• Stated exercise:
Tally the lines below that contain "TYPICAL". The number is the whole answer.

• Recorded data:
==*==

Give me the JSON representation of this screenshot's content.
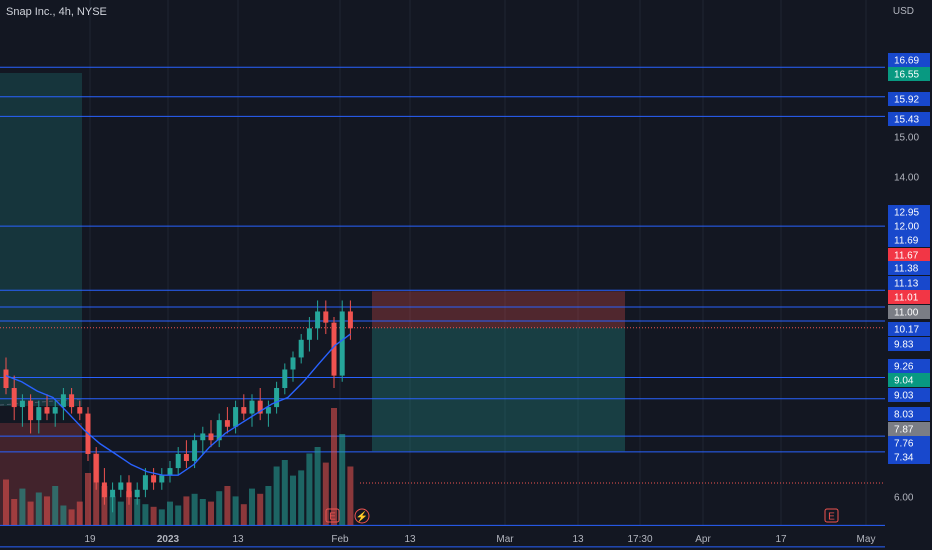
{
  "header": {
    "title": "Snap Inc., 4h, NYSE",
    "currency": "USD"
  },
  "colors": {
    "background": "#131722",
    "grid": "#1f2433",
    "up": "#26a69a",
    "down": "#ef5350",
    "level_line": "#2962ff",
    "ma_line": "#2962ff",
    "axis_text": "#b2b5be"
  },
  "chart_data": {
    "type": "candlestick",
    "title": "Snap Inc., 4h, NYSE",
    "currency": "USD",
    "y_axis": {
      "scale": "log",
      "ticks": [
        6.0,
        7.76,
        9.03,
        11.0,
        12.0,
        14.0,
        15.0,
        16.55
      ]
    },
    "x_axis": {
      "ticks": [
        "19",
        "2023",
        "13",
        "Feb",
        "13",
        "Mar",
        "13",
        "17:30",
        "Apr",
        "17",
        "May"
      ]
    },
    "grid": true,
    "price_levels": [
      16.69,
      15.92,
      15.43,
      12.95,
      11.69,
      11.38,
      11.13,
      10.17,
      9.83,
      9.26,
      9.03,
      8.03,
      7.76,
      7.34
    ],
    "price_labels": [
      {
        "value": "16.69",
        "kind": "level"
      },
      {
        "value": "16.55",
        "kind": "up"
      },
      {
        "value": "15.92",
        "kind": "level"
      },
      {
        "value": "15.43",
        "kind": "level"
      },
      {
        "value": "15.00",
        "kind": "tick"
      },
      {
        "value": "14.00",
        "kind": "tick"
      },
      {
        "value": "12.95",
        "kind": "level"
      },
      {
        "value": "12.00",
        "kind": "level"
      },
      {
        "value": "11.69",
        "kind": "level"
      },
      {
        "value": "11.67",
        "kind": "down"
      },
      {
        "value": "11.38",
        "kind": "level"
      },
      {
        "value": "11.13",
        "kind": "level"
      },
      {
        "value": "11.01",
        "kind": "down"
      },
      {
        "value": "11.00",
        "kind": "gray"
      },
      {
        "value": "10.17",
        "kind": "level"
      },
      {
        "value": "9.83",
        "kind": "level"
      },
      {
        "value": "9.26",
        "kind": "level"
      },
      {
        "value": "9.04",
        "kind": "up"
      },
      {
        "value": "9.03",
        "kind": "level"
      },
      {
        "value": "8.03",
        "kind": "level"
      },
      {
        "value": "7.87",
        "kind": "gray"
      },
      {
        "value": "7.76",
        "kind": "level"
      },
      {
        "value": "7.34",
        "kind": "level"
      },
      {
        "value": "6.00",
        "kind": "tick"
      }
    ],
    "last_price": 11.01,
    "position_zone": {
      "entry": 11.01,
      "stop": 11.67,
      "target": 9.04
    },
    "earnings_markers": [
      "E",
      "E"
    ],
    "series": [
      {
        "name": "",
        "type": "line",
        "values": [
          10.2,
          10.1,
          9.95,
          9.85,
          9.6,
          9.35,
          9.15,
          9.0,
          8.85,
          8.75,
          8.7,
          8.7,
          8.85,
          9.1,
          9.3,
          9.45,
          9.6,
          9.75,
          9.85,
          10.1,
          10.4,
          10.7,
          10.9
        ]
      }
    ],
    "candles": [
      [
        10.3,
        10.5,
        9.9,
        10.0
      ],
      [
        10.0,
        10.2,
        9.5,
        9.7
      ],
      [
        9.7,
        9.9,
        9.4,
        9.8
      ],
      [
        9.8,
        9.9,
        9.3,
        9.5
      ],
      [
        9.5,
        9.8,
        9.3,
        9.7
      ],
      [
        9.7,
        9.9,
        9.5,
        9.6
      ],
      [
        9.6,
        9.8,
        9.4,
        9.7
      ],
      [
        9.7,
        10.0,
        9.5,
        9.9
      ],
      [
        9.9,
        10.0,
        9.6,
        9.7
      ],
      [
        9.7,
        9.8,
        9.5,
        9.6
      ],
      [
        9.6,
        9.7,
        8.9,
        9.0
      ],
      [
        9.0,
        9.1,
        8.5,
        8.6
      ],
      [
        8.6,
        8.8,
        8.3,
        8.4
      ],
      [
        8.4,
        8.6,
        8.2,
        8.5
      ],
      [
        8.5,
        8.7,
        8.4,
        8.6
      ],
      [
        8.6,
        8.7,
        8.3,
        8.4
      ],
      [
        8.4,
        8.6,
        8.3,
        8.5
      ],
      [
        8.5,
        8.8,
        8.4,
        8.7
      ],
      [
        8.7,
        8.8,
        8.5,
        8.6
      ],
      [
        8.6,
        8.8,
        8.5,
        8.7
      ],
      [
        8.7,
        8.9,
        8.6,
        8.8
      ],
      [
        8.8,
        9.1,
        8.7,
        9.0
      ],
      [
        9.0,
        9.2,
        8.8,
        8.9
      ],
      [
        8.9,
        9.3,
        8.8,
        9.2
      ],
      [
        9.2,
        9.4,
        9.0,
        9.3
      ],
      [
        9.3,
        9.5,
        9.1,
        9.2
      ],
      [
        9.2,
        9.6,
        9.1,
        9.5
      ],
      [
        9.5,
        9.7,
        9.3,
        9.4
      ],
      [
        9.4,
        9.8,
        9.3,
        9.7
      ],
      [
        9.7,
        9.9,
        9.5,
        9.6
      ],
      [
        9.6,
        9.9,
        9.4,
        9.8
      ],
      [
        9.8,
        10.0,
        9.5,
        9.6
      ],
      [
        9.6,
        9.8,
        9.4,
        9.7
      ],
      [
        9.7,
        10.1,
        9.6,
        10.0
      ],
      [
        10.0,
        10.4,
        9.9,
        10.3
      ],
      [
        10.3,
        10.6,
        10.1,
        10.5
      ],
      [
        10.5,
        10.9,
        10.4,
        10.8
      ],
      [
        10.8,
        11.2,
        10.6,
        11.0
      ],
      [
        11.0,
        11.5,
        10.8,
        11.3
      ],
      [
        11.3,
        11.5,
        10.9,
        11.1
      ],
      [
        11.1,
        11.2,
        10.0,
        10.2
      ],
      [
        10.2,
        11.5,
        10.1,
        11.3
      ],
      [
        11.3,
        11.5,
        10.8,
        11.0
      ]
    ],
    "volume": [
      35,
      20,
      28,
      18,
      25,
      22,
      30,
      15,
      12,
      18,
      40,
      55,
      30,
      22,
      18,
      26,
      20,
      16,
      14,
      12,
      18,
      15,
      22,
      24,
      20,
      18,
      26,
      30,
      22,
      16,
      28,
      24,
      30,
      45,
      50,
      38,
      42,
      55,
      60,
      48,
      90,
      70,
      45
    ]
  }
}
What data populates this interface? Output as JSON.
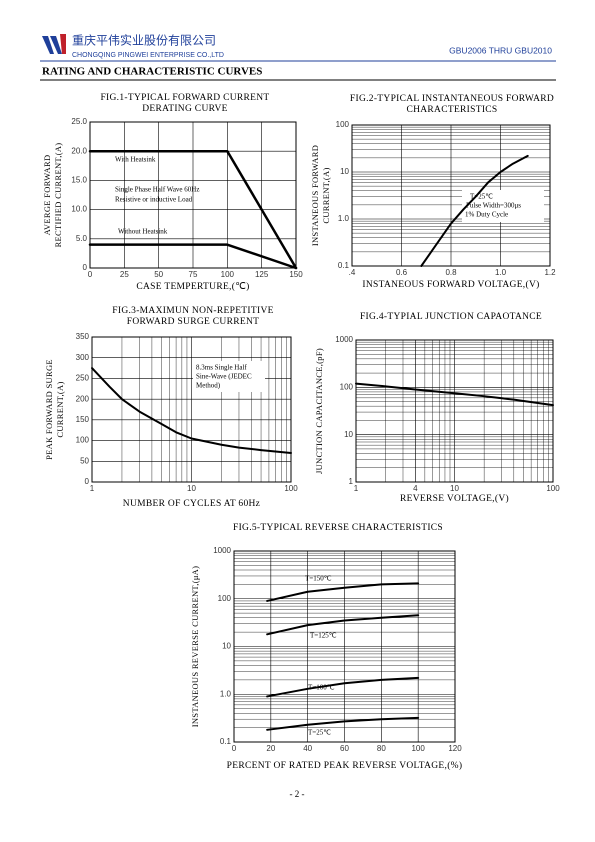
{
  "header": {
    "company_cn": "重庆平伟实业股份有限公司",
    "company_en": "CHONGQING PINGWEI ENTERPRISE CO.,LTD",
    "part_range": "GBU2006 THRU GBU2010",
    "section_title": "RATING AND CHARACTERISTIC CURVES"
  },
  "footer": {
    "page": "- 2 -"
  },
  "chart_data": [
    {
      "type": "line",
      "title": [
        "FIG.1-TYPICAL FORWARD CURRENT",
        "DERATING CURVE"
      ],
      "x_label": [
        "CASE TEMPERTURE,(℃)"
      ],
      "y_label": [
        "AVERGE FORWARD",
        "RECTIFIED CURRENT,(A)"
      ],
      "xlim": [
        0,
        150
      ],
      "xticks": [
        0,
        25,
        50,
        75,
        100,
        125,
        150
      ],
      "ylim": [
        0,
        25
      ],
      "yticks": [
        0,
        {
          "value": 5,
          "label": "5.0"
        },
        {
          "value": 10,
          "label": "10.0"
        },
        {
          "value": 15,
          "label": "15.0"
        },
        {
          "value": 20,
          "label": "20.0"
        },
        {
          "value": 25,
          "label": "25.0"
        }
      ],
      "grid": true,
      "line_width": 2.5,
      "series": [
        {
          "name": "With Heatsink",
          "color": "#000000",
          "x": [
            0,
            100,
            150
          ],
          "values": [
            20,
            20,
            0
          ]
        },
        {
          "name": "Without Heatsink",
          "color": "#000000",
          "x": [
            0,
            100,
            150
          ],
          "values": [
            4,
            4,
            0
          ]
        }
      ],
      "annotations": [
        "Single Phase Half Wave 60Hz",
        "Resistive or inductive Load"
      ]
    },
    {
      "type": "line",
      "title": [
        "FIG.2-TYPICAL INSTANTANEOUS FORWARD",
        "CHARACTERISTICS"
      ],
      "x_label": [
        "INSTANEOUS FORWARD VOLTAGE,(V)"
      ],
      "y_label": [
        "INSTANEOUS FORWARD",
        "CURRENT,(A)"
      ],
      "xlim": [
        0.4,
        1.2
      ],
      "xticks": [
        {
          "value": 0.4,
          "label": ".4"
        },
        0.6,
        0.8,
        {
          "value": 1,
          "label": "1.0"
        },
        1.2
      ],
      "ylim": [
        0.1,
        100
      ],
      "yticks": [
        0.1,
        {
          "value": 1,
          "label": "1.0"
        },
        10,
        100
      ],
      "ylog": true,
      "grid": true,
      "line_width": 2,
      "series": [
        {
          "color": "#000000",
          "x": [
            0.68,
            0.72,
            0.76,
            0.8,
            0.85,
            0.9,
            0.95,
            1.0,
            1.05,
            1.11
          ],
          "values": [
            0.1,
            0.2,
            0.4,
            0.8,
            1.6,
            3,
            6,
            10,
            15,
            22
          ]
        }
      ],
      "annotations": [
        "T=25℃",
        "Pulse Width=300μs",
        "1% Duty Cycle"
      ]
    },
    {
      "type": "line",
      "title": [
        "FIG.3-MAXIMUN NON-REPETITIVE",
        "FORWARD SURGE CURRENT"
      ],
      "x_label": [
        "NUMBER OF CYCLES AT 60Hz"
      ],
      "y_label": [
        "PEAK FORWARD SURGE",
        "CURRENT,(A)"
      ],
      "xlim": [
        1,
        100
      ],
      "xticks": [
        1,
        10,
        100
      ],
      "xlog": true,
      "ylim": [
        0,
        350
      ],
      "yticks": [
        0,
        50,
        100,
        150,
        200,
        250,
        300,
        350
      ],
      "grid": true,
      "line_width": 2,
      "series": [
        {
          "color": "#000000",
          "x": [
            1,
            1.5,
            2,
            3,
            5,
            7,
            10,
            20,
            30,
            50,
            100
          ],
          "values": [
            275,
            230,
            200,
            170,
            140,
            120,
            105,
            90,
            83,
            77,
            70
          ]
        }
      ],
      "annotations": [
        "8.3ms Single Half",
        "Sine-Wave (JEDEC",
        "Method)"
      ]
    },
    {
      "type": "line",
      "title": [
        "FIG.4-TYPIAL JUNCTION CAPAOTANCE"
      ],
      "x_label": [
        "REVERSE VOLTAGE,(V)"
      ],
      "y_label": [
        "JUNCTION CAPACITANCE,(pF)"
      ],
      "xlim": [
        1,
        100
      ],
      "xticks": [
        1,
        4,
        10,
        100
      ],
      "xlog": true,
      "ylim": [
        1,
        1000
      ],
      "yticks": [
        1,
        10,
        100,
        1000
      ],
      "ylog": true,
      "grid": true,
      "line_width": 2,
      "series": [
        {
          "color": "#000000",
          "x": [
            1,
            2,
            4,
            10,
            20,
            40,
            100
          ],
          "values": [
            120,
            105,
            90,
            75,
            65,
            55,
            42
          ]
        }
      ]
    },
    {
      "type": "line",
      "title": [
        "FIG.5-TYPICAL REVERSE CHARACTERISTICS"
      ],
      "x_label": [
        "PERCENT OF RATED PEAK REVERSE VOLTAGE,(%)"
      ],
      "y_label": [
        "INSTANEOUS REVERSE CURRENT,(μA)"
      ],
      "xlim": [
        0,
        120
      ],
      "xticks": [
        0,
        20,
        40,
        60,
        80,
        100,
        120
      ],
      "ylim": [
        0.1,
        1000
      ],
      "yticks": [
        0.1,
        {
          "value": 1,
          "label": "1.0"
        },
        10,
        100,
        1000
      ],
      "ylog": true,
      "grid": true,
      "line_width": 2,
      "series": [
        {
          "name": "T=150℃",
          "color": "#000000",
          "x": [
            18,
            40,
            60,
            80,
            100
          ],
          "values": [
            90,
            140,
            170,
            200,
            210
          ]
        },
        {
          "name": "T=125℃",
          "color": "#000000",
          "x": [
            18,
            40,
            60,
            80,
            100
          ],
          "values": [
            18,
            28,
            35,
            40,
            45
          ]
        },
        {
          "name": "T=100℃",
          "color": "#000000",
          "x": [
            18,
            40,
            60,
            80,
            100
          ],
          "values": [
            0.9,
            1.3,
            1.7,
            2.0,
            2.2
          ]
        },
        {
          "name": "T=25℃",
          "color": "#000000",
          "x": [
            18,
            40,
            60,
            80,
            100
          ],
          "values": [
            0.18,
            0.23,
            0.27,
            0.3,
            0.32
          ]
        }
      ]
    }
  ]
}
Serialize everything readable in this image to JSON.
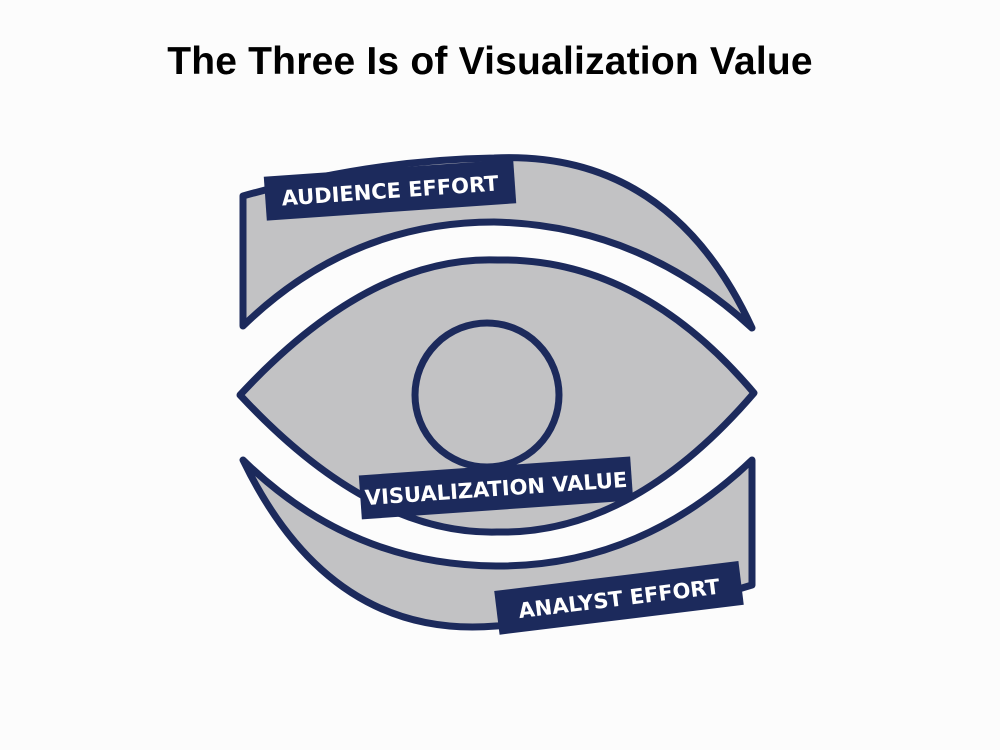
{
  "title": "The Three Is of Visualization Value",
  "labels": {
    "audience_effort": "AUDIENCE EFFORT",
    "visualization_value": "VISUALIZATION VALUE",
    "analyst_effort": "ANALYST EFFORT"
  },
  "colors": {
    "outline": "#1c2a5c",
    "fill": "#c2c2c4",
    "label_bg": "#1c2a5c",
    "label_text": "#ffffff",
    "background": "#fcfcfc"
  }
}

==*==

• Correct output:
3